■ Stated exercise ■
Copy the stretch from the line containing "Give bounding boxes" through the line containing "start-button[interactable] [690, 155, 812, 273]", substituting "timeline-segment" for every "recording-segment" and changing nothing else.

■ The data ■
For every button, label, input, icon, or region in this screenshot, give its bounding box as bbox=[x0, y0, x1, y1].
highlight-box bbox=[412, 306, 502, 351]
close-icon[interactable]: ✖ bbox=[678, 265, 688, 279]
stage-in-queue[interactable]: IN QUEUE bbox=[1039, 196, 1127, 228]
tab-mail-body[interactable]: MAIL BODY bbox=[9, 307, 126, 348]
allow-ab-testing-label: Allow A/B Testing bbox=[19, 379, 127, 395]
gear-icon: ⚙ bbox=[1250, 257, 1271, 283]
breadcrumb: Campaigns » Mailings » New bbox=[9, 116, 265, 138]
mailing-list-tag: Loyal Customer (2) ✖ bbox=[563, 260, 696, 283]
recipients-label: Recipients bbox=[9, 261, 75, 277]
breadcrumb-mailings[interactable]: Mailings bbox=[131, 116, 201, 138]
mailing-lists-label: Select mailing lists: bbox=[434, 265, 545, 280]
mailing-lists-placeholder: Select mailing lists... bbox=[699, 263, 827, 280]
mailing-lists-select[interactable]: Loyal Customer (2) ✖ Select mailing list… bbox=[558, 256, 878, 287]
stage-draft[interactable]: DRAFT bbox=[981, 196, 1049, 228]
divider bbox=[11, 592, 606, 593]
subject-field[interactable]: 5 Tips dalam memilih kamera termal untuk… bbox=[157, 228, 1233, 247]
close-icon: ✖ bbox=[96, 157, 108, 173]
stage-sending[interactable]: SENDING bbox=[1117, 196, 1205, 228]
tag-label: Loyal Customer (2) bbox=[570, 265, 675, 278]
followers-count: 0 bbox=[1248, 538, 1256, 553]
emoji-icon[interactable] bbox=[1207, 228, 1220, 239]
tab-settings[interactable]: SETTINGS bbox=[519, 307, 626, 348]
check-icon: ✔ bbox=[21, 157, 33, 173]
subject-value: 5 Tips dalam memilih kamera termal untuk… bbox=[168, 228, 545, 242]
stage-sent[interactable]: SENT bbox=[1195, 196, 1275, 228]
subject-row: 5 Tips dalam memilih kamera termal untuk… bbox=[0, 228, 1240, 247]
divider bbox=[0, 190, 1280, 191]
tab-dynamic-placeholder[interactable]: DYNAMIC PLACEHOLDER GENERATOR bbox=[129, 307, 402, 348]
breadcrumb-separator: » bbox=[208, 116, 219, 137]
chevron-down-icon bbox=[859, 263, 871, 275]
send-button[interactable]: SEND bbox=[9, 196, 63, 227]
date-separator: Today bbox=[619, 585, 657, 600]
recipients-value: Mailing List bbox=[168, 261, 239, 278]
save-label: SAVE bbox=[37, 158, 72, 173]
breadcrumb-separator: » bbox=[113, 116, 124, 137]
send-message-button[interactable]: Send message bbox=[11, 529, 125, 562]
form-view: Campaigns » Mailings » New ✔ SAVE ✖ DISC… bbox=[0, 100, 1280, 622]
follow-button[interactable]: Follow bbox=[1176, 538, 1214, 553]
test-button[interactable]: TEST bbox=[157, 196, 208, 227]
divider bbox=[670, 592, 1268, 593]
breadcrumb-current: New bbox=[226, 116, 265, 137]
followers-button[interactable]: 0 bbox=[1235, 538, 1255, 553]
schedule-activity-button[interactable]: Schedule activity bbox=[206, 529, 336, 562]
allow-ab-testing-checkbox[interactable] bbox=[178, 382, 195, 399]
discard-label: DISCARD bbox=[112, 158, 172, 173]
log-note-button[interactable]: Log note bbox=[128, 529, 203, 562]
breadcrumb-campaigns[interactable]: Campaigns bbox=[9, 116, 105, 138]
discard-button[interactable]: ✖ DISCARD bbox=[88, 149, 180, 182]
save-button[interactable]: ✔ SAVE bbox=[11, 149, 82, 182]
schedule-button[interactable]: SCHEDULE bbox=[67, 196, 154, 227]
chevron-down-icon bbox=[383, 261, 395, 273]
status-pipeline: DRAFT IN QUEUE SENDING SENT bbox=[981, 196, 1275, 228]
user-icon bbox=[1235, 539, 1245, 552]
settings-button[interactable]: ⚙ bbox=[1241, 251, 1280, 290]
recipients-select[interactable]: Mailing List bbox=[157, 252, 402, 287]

==

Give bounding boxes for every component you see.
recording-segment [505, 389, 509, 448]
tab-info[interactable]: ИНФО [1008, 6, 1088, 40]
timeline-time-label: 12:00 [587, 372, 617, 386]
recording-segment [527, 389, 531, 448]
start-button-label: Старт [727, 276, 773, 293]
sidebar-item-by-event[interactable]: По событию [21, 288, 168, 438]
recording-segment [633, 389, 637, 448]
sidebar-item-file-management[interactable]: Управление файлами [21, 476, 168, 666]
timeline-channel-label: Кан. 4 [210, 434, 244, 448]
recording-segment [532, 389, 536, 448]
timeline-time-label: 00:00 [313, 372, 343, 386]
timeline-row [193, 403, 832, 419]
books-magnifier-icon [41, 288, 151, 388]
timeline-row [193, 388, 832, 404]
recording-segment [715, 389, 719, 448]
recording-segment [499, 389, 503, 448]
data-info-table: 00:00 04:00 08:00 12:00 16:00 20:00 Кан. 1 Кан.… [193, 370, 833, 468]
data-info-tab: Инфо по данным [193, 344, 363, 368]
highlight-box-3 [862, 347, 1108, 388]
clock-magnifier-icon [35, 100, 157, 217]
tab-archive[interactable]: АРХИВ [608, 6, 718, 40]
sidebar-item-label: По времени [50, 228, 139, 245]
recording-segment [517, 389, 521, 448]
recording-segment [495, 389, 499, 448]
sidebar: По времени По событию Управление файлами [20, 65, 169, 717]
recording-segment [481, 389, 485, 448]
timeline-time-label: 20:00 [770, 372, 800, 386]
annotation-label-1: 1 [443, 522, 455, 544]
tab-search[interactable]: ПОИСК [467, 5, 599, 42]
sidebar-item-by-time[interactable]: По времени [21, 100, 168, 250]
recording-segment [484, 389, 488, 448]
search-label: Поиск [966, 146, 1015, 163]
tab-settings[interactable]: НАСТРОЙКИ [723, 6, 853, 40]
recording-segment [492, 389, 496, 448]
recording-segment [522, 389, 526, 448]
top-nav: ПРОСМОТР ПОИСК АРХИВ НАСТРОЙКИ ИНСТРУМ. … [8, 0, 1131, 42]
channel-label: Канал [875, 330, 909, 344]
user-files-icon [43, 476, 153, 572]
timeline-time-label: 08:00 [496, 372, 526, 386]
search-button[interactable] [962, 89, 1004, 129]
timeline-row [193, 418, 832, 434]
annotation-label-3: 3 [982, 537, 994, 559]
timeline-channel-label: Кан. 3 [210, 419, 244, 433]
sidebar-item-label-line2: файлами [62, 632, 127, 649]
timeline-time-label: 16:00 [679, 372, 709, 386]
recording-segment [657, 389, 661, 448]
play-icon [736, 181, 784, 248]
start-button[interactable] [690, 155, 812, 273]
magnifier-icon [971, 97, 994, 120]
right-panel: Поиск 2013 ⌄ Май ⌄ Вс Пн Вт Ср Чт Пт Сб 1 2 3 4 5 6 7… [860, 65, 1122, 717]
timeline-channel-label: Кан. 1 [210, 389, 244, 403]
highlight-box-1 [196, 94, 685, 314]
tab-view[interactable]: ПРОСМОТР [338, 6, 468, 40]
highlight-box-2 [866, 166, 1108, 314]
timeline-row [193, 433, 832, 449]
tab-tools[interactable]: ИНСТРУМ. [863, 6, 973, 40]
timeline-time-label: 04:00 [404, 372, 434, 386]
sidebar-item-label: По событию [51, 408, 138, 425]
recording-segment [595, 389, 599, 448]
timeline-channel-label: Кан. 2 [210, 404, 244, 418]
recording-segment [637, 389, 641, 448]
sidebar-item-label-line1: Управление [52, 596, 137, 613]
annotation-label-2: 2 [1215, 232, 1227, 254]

■ Full solution ■
Give bounding boxes for every component you see.
timeline-segment [505, 389, 509, 448]
tab-info[interactable]: ИНФО [1008, 6, 1088, 40]
timeline-time-label: 12:00 [587, 372, 617, 386]
timeline-segment [527, 389, 531, 448]
start-button-label: Старт [727, 276, 773, 293]
sidebar-item-by-event[interactable]: По событию [21, 288, 168, 438]
timeline-segment [633, 389, 637, 448]
sidebar-item-file-management[interactable]: Управление файлами [21, 476, 168, 666]
timeline-channel-label: Кан. 4 [210, 434, 244, 448]
timeline-segment [532, 389, 536, 448]
timeline-time-label: 00:00 [313, 372, 343, 386]
timeline-row [193, 403, 832, 419]
books-magnifier-icon [41, 288, 151, 388]
timeline-row [193, 388, 832, 404]
timeline-segment [715, 389, 719, 448]
timeline-segment [499, 389, 503, 448]
data-info-table: 00:00 04:00 08:00 12:00 16:00 20:00 Кан. 1 Кан.… [193, 370, 833, 468]
data-info-tab: Инфо по данным [193, 344, 363, 368]
highlight-box-3 [862, 347, 1108, 388]
clock-magnifier-icon [35, 100, 157, 217]
tab-archive[interactable]: АРХИВ [608, 6, 718, 40]
sidebar-item-label: По времени [50, 228, 139, 245]
timeline-segment [517, 389, 521, 448]
timeline-segment [495, 389, 499, 448]
sidebar: По времени По событию Управление файлами [20, 65, 169, 717]
timeline-segment [481, 389, 485, 448]
timeline-time-label: 20:00 [770, 372, 800, 386]
annotation-label-1: 1 [443, 522, 455, 544]
tab-search[interactable]: ПОИСК [467, 5, 599, 42]
sidebar-item-by-time[interactable]: По времени [21, 100, 168, 250]
timeline-segment [484, 389, 488, 448]
search-label: Поиск [966, 146, 1015, 163]
tab-settings[interactable]: НАСТРОЙКИ [723, 6, 853, 40]
timeline-segment [492, 389, 496, 448]
timeline-segment [522, 389, 526, 448]
top-nav: ПРОСМОТР ПОИСК АРХИВ НАСТРОЙКИ ИНСТРУМ. … [8, 0, 1131, 42]
channel-label: Канал [875, 330, 909, 344]
user-files-icon [43, 476, 153, 572]
timeline-time-label: 08:00 [496, 372, 526, 386]
search-button[interactable] [962, 89, 1004, 129]
timeline-row [193, 418, 832, 434]
annotation-label-3: 3 [982, 537, 994, 559]
timeline-channel-label: Кан. 3 [210, 419, 244, 433]
sidebar-item-label-line2: файлами [62, 632, 127, 649]
timeline-time-label: 16:00 [679, 372, 709, 386]
timeline-segment [657, 389, 661, 448]
play-icon [736, 181, 784, 248]
start-button[interactable] [690, 155, 812, 273]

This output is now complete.